Exercise task »
Return each line of the listing that contains the string "prosinec".

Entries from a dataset
------------

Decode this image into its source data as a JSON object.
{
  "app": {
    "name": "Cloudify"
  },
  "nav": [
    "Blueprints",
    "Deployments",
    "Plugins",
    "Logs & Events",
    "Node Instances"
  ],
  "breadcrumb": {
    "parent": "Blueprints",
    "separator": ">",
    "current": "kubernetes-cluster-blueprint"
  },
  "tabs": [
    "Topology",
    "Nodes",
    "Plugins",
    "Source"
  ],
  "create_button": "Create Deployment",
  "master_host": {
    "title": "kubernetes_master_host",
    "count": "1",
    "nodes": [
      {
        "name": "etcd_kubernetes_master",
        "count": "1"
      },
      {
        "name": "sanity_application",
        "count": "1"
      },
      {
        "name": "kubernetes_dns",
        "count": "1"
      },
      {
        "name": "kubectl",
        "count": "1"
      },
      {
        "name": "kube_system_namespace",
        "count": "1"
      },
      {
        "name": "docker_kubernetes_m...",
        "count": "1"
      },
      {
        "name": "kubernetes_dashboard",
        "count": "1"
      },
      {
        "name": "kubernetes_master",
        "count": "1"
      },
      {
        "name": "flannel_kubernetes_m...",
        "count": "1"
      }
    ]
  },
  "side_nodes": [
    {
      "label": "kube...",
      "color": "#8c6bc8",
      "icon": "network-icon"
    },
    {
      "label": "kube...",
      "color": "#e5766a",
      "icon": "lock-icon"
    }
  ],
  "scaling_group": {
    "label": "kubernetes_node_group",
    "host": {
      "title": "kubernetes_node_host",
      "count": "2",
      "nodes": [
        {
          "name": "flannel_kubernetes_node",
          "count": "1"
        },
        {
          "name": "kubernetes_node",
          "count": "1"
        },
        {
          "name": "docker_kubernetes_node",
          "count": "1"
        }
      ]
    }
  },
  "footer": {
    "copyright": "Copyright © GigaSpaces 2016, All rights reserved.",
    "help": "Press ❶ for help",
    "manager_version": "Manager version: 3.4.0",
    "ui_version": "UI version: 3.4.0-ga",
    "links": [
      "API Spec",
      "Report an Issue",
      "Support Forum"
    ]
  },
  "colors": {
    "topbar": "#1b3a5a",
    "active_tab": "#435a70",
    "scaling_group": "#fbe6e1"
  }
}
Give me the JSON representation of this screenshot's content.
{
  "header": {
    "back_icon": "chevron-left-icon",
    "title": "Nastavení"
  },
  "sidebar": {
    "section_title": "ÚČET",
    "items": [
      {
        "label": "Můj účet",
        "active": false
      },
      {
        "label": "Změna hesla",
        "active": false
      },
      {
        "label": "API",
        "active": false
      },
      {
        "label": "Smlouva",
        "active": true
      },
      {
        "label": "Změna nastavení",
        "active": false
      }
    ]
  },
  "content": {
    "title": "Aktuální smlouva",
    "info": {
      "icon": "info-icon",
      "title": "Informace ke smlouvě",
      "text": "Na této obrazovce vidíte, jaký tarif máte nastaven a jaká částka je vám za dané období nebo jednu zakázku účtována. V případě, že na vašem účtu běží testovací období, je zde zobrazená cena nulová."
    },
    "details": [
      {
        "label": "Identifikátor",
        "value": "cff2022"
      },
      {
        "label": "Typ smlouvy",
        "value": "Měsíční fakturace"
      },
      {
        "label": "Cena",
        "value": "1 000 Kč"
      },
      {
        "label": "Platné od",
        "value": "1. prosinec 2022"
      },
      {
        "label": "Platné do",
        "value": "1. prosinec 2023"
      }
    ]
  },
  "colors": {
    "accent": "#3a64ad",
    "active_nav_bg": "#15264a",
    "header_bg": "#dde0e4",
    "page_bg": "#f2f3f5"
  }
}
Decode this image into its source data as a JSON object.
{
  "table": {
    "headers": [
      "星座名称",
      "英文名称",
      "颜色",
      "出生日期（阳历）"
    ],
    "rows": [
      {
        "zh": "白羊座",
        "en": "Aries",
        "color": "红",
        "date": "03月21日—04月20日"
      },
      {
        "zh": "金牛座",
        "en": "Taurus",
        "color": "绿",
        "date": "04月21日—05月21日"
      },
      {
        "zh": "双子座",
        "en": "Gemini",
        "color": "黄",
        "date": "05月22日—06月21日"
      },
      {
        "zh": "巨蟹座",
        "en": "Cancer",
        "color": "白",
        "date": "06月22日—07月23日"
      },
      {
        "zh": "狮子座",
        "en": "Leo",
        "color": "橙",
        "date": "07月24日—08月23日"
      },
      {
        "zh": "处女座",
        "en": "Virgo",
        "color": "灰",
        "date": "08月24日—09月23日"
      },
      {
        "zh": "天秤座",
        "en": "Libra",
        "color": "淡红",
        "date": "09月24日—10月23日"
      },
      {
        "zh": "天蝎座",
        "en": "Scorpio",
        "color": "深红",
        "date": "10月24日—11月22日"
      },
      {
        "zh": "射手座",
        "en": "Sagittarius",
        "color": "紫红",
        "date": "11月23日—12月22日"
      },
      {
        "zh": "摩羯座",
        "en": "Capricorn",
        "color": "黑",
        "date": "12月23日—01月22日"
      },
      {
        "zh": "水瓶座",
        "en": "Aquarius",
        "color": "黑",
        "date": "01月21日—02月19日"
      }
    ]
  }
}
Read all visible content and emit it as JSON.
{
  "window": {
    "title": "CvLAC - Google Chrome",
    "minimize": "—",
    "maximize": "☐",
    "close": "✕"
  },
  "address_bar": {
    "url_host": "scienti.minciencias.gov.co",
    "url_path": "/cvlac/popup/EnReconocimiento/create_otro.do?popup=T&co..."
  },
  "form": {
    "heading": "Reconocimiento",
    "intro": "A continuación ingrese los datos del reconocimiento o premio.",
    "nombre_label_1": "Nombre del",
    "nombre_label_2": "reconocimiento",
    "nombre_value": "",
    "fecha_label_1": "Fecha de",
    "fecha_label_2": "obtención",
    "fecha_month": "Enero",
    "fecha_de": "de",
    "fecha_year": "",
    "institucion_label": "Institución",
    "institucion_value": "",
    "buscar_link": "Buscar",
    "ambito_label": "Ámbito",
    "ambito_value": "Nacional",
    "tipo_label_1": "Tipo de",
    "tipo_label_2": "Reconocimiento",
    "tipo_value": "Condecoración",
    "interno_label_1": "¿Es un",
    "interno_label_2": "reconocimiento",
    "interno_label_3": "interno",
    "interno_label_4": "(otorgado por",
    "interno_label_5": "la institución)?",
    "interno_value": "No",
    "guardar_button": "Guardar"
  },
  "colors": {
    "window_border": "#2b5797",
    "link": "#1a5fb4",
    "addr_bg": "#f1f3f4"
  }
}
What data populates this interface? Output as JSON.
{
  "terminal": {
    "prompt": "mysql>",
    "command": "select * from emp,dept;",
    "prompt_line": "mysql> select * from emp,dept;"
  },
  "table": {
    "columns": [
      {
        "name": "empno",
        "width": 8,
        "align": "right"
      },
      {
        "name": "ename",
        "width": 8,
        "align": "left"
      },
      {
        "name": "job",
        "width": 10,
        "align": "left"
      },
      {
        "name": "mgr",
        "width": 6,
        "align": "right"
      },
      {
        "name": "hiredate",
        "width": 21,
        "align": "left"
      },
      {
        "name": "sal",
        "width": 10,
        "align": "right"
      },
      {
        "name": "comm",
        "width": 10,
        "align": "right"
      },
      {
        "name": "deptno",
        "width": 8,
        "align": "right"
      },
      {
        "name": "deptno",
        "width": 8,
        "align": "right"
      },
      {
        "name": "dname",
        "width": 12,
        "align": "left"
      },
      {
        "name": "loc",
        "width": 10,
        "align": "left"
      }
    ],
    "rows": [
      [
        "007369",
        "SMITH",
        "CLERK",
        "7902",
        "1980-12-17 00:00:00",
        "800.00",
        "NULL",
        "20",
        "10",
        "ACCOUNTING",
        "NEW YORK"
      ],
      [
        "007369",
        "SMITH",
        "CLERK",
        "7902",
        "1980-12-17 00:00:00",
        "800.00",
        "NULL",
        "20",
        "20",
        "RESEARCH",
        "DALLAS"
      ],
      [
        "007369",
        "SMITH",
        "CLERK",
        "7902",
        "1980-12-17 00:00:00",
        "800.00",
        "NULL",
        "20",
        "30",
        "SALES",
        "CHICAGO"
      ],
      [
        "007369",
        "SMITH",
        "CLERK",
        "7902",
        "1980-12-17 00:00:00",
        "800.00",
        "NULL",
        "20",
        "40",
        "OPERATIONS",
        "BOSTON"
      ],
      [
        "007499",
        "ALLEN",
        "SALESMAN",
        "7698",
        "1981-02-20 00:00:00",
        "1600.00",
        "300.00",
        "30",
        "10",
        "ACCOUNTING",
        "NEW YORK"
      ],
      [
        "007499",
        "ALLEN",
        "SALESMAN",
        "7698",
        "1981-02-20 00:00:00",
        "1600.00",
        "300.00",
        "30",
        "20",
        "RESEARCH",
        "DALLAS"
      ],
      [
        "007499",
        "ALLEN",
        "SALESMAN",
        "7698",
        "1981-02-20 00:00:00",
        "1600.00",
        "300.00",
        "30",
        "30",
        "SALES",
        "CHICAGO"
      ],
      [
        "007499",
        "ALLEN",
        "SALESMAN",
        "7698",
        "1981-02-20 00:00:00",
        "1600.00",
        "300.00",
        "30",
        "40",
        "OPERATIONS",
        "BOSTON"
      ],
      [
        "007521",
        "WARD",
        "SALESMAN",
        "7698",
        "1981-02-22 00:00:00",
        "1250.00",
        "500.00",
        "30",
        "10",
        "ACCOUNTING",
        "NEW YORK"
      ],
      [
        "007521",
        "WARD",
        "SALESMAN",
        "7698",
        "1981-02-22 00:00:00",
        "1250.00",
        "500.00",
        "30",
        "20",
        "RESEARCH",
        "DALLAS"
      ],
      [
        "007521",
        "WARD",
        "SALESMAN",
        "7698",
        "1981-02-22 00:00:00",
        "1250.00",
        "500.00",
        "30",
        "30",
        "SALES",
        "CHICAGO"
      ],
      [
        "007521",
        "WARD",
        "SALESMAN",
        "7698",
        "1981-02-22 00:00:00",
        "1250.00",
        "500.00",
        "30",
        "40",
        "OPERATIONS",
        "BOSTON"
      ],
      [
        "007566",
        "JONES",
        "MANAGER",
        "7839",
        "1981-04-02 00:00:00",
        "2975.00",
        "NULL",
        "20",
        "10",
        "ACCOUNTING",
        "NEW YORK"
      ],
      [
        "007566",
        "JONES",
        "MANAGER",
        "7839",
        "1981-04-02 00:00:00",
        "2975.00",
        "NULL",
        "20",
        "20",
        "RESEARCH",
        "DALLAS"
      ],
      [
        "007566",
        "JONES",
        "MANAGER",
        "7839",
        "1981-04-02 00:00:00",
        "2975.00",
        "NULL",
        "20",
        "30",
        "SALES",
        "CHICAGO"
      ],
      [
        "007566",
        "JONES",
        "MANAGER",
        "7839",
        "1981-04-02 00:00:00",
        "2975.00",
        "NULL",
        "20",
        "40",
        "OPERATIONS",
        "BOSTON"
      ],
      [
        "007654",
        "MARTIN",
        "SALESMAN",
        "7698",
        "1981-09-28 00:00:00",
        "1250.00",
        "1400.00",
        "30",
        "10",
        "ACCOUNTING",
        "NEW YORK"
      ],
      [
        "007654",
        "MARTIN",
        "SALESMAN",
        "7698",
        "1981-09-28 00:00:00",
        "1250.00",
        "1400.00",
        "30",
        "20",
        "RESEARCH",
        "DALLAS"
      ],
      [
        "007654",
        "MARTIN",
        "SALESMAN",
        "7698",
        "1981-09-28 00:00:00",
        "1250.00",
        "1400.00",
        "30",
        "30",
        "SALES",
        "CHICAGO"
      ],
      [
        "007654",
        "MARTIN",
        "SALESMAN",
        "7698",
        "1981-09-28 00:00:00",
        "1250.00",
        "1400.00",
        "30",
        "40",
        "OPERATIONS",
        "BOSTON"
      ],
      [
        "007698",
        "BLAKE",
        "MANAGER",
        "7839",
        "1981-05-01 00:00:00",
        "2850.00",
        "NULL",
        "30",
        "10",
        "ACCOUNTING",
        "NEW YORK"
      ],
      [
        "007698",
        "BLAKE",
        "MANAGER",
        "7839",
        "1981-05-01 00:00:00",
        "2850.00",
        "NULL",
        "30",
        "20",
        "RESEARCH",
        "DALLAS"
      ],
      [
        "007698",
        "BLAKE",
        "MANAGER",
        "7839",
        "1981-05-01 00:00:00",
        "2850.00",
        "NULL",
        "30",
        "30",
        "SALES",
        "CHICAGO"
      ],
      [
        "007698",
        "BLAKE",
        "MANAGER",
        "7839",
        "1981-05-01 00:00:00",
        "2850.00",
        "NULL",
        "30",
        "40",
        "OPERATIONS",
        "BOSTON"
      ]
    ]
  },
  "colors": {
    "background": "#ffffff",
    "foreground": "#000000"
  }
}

------------

Written answer »
        "value": "1. prosinec 2022"
        "value": "1. prosinec 2023"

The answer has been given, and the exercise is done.